_EXERCISE DESCRIPTION_:
Pull out every line below containing the word "Forecast".

■ ■ ■ ■ ■ ■ ■

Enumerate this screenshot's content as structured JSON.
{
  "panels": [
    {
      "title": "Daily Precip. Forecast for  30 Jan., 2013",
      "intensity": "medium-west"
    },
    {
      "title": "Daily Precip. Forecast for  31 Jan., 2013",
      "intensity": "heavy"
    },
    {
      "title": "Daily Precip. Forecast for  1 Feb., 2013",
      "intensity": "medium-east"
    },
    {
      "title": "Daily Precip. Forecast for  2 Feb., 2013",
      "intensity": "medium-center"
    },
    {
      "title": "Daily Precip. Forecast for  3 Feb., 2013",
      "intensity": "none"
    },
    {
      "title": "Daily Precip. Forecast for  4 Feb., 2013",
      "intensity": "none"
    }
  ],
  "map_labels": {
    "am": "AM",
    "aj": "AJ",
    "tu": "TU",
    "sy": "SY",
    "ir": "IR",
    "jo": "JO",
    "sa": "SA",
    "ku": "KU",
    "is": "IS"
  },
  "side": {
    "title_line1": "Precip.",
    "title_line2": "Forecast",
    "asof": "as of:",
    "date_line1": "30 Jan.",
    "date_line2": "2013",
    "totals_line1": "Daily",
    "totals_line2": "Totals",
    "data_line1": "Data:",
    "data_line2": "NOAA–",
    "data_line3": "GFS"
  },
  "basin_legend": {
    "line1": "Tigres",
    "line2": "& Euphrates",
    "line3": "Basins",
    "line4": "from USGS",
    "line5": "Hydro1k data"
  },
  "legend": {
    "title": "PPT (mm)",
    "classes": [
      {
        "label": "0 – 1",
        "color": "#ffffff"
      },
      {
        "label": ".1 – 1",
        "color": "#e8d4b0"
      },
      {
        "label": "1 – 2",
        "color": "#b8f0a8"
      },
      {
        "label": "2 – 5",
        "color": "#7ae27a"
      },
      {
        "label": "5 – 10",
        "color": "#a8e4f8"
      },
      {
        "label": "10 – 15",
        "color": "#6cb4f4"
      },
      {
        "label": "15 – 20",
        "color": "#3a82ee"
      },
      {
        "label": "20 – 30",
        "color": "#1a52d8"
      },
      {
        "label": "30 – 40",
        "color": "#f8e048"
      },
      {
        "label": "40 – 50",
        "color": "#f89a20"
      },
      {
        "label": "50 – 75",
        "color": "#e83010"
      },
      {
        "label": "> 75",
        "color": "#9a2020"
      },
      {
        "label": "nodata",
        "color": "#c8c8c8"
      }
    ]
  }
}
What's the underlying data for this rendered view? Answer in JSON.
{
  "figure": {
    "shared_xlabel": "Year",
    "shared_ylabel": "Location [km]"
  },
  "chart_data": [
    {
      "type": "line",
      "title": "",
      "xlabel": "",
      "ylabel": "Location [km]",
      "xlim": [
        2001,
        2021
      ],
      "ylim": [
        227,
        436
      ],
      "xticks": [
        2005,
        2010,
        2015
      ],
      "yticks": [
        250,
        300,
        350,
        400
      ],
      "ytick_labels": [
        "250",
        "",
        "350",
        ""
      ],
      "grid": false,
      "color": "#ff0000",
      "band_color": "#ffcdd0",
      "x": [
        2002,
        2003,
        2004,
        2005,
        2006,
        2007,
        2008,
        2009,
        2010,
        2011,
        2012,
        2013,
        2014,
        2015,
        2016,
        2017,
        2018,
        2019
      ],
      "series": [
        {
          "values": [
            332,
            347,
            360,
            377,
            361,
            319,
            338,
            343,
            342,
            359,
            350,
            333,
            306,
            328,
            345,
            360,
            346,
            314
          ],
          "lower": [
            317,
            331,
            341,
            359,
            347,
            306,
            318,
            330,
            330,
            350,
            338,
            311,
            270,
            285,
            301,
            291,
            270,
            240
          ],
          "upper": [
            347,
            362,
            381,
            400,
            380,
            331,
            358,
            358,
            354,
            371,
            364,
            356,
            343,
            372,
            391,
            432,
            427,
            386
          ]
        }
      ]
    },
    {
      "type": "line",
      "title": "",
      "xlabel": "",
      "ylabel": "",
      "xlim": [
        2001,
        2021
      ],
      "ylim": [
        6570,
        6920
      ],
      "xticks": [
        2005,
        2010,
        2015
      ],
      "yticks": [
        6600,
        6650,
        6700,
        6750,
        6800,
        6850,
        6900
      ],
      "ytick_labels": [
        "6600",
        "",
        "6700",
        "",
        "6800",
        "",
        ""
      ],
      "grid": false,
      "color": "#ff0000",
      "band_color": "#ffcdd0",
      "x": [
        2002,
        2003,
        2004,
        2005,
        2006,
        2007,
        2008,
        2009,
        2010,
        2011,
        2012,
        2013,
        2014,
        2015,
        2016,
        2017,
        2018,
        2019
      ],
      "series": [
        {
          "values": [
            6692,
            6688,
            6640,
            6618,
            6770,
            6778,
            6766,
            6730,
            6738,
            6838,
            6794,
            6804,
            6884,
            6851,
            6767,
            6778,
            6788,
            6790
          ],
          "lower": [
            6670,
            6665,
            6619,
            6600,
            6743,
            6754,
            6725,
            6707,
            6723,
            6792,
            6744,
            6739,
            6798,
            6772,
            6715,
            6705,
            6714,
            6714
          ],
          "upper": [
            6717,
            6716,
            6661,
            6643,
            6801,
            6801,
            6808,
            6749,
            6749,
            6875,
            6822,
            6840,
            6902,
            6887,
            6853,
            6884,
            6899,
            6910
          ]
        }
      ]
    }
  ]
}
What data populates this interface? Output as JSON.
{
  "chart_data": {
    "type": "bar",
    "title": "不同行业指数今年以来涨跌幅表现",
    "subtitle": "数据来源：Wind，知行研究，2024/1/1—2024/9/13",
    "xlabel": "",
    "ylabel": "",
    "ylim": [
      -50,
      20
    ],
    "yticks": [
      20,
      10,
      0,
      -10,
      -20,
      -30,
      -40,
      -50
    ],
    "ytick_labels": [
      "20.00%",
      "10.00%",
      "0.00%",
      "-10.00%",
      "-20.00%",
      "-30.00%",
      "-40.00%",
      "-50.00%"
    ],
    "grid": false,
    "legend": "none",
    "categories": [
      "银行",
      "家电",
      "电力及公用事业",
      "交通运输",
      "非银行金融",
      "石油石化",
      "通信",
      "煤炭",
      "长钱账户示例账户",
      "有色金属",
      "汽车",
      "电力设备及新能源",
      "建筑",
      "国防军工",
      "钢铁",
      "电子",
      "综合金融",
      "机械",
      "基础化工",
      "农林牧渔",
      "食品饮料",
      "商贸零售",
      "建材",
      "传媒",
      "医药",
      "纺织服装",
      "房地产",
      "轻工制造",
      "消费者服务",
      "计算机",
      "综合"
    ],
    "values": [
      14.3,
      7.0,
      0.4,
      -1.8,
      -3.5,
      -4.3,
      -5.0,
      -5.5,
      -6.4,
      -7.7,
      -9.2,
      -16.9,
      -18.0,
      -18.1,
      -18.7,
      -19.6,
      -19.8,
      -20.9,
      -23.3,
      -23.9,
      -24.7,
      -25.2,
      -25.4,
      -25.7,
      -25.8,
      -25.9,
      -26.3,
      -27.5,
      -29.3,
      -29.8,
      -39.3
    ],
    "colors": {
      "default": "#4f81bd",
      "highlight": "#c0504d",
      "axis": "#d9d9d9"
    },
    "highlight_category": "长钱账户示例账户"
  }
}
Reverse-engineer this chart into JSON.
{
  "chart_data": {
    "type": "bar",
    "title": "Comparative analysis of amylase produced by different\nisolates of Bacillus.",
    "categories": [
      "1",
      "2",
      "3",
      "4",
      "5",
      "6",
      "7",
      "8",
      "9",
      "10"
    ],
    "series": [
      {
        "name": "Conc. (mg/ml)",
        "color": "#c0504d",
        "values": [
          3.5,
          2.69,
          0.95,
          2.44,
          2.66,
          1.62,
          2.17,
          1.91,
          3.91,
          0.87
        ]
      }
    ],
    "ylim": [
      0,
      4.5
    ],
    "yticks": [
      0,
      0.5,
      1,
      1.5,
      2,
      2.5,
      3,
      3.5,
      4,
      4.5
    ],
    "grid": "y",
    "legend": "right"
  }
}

■ ■ ■ ■ ■ ■ ■

_FINISHED ANSWER_:
      "title": "Daily Precip. Forecast for  30 Jan., 2013",
      "title": "Daily Precip. Forecast for  31 Jan., 2013",
      "title": "Daily Precip. Forecast for  1 Feb., 2013",
      "title": "Daily Precip. Forecast for  2 Feb., 2013",
      "title": "Daily Precip. Forecast for  3 Feb., 2013",
      "title": "Daily Precip. Forecast for  4 Feb., 2013",
    "title_line2": "Forecast",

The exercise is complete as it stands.